* [Your task]: Extract every line that includes the string "https".

* [Records supplied]:

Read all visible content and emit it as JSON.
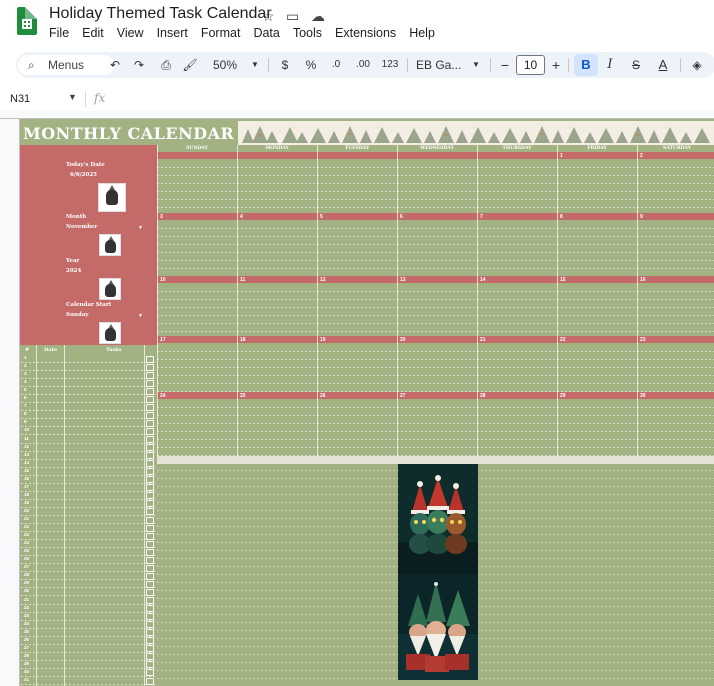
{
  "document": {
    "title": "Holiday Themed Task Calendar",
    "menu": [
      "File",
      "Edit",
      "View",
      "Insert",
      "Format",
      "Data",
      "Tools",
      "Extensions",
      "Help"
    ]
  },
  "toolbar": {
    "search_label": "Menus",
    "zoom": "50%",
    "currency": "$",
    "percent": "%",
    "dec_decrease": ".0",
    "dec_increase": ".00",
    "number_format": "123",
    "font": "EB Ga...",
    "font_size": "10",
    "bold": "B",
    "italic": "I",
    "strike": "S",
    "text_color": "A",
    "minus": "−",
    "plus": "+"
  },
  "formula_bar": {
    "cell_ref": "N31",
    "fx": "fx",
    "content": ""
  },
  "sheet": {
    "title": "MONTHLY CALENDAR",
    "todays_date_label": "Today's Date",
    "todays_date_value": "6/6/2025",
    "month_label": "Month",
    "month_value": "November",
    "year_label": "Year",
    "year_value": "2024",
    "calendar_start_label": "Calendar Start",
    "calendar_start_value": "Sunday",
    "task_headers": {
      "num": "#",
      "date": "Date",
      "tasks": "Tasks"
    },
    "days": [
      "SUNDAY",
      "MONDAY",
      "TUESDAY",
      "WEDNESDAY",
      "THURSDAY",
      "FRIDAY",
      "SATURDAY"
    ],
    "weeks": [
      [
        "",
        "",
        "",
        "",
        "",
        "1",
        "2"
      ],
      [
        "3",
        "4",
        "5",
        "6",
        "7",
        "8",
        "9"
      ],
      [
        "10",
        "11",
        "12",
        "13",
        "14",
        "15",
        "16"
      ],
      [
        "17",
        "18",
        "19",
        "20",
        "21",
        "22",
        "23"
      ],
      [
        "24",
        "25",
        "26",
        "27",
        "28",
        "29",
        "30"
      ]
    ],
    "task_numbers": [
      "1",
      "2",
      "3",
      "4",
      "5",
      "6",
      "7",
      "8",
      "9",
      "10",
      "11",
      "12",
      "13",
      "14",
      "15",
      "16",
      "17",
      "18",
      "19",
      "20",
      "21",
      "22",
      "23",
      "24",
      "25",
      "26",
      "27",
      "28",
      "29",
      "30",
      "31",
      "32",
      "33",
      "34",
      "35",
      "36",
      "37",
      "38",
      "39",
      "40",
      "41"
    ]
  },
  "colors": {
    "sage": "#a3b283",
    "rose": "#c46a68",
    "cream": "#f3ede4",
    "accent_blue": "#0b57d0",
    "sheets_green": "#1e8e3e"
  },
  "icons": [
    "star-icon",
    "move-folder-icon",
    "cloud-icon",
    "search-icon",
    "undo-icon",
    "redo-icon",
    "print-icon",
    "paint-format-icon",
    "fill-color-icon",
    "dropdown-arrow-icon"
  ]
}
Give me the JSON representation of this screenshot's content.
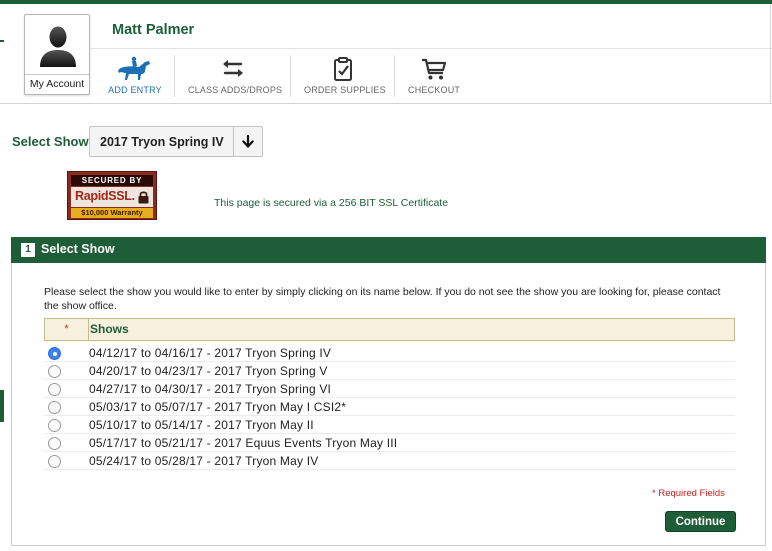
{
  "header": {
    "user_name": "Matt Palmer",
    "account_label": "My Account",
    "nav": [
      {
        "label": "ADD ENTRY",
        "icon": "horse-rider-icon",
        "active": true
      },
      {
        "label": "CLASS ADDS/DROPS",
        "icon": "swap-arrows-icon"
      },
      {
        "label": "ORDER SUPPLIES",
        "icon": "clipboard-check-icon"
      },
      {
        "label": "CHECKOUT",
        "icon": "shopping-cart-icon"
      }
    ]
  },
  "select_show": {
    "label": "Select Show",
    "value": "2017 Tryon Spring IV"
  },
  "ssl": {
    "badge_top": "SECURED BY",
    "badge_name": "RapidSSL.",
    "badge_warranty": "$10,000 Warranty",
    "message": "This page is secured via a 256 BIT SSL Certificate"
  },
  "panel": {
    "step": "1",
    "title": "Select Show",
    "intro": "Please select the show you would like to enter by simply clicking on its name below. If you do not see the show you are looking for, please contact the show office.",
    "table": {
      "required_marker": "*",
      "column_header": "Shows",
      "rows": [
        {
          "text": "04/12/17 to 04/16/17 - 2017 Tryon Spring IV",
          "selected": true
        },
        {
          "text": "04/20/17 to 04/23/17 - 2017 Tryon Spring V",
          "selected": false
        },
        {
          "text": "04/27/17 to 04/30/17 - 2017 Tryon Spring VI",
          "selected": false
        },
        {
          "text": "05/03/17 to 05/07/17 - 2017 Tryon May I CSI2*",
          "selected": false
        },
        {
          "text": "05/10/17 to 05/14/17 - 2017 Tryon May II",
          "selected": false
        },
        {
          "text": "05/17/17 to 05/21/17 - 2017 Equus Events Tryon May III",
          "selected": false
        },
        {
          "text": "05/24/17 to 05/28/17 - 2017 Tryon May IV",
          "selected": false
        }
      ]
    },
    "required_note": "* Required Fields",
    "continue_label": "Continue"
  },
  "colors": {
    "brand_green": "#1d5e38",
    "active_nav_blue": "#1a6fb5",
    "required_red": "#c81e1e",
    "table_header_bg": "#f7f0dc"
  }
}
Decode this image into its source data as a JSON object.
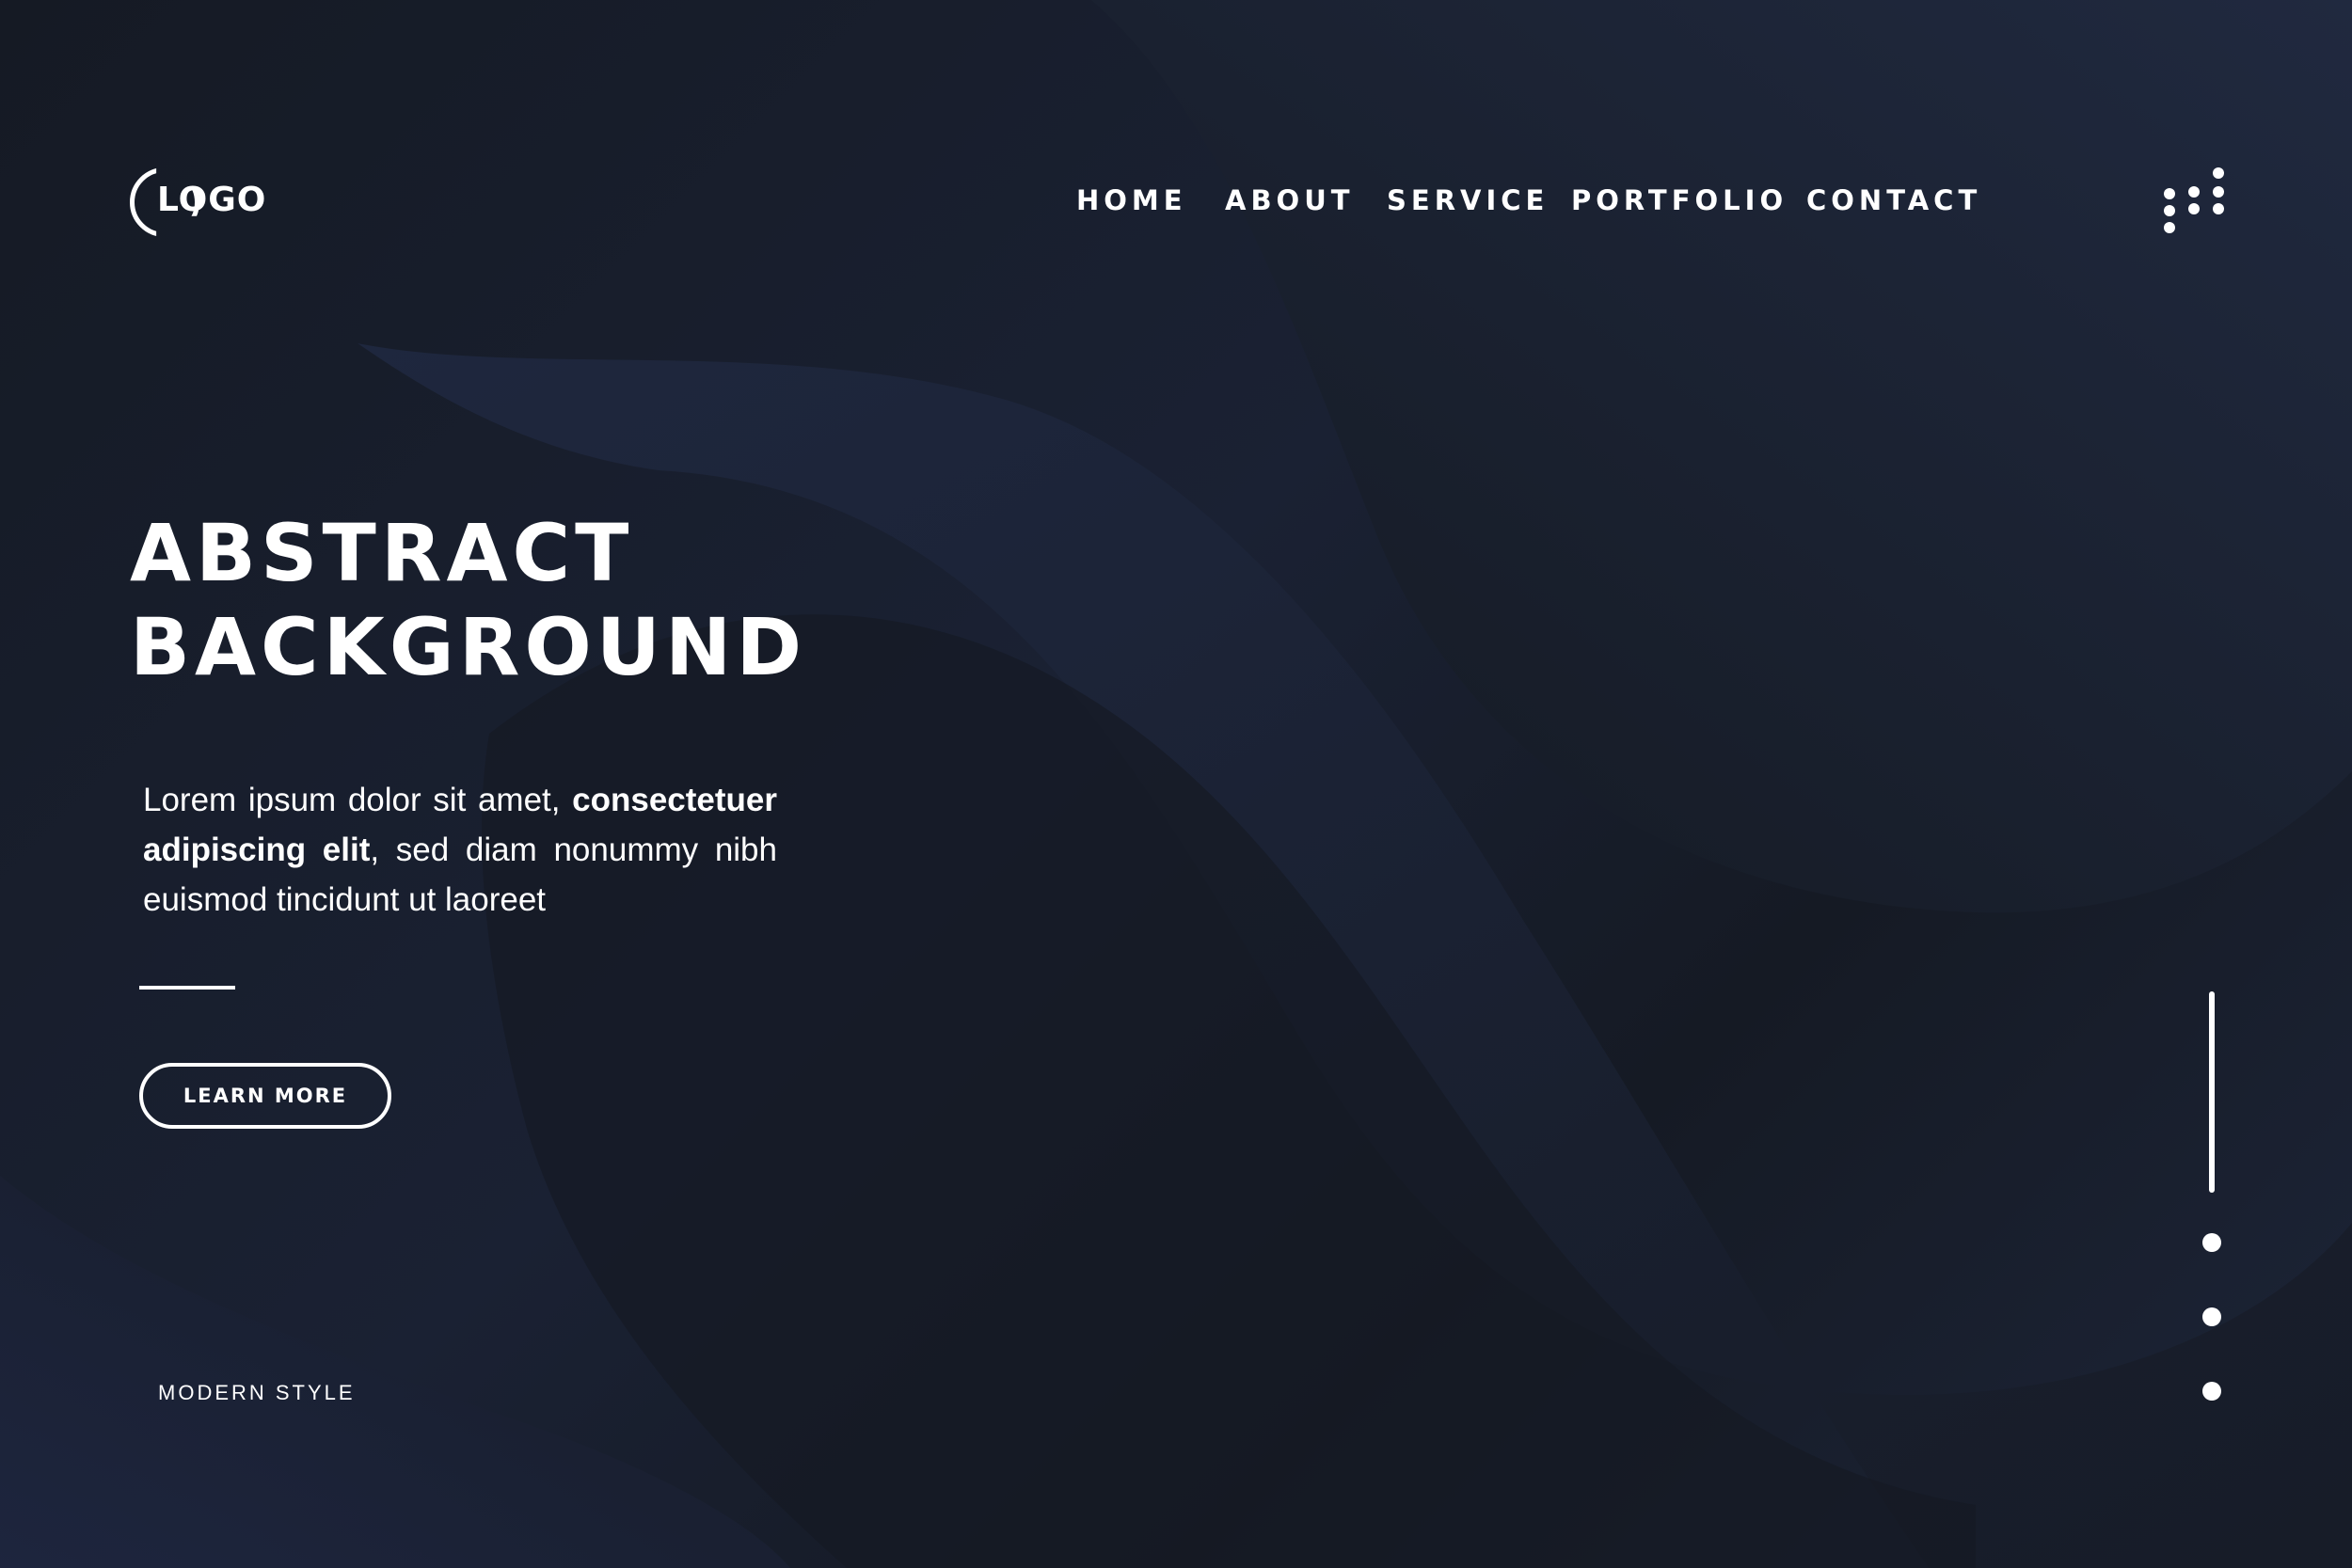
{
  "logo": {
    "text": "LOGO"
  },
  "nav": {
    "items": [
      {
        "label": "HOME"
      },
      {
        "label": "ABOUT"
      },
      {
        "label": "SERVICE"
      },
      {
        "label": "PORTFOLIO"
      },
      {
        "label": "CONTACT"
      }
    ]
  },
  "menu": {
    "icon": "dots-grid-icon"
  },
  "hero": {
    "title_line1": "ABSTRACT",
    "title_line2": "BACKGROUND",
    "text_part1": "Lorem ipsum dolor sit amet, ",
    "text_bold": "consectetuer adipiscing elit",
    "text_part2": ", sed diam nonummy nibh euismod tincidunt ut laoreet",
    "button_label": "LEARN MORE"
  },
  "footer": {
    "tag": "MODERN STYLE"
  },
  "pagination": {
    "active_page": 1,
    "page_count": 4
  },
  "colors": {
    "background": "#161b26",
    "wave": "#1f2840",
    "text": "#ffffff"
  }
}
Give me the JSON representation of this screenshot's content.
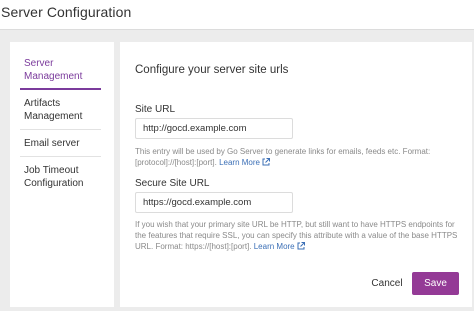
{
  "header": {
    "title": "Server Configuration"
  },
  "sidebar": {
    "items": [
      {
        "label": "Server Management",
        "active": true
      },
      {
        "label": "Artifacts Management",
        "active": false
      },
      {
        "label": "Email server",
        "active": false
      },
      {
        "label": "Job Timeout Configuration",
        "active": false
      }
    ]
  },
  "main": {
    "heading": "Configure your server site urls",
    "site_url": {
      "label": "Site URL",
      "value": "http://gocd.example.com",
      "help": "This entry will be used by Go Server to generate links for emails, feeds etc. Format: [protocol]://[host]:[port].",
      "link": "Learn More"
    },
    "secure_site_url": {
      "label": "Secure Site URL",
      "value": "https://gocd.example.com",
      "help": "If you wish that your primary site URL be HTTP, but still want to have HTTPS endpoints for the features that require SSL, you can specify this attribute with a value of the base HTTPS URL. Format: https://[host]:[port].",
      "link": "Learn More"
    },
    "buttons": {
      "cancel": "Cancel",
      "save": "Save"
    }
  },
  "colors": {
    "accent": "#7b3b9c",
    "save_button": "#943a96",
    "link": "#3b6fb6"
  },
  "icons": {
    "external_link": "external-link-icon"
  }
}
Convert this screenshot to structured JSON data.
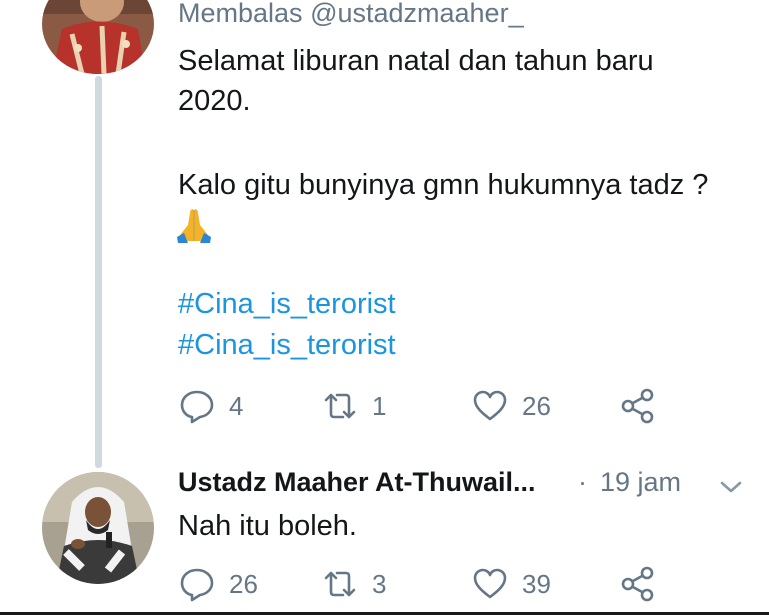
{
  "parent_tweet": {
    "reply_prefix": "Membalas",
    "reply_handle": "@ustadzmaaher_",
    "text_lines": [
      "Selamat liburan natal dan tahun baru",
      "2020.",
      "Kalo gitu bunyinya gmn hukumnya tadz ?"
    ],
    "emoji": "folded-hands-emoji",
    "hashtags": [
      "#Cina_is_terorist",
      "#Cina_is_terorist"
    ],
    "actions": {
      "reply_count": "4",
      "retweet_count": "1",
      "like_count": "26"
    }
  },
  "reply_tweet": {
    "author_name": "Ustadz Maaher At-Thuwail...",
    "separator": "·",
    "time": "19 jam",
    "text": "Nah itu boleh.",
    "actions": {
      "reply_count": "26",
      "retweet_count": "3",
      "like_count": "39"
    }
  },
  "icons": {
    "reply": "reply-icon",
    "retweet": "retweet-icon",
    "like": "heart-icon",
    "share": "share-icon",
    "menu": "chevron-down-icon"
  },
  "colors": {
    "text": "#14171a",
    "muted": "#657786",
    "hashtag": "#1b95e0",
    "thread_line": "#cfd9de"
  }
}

* [Response to this task]:
      "value": "https://gocd.example.com",
      "help": "If you wish that your primary site URL be HTTP, but still want to have HTTPS endpoints for the features that require SSL, you can specify this attribute with a value of the base HTTPS URL. Format: https://[host]:[port].",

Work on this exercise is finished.